Task → For the data below, work out how many lines contain the word "name" and supply only that number.
START Records shown
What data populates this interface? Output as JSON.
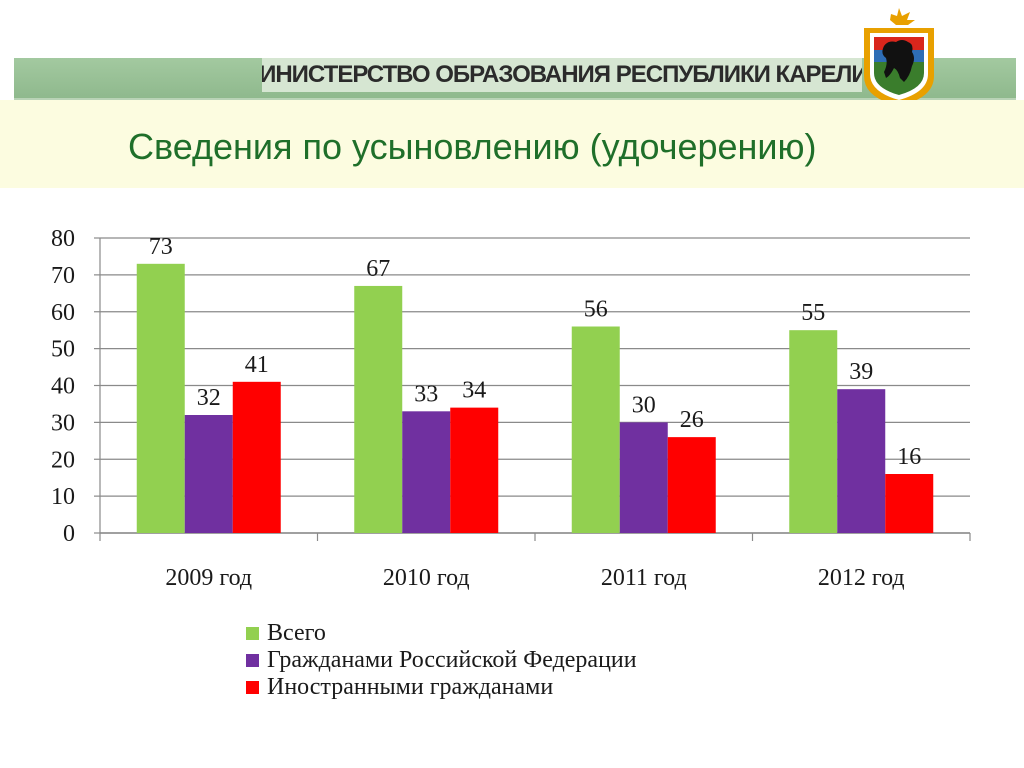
{
  "header": {
    "ministry": "МИНИСТЕРСТВО ОБРАЗОВАНИЯ РЕСПУБЛИКИ КАРЕЛИЯ",
    "title": "Сведения по усыновлению (удочерению)"
  },
  "icons": {
    "emblem": "karelia-coat-of-arms-icon"
  },
  "colors": {
    "header_band": "#8fb98d",
    "title_text": "#1f6f2a",
    "title_bar": "#fcfce0"
  },
  "chart_data": {
    "type": "bar",
    "categories": [
      "2009 год",
      "2010 год",
      "2011 год",
      "2012 год"
    ],
    "series": [
      {
        "name": "Всего",
        "values": [
          73,
          67,
          56,
          55
        ],
        "color": "#92d050"
      },
      {
        "name": "Гражданами Российской Федерации",
        "values": [
          32,
          33,
          30,
          39
        ],
        "color": "#7030a0"
      },
      {
        "name": "Иностранными гражданами",
        "values": [
          41,
          34,
          26,
          16
        ],
        "color": "#ff0000"
      }
    ],
    "ylim": [
      0,
      80
    ],
    "yticks": [
      "0",
      "10",
      "20",
      "30",
      "40",
      "50",
      "60",
      "70",
      "80"
    ],
    "grid": true,
    "legend_position": "bottom",
    "data_labels": true
  }
}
END Records shown
Result of this task → 3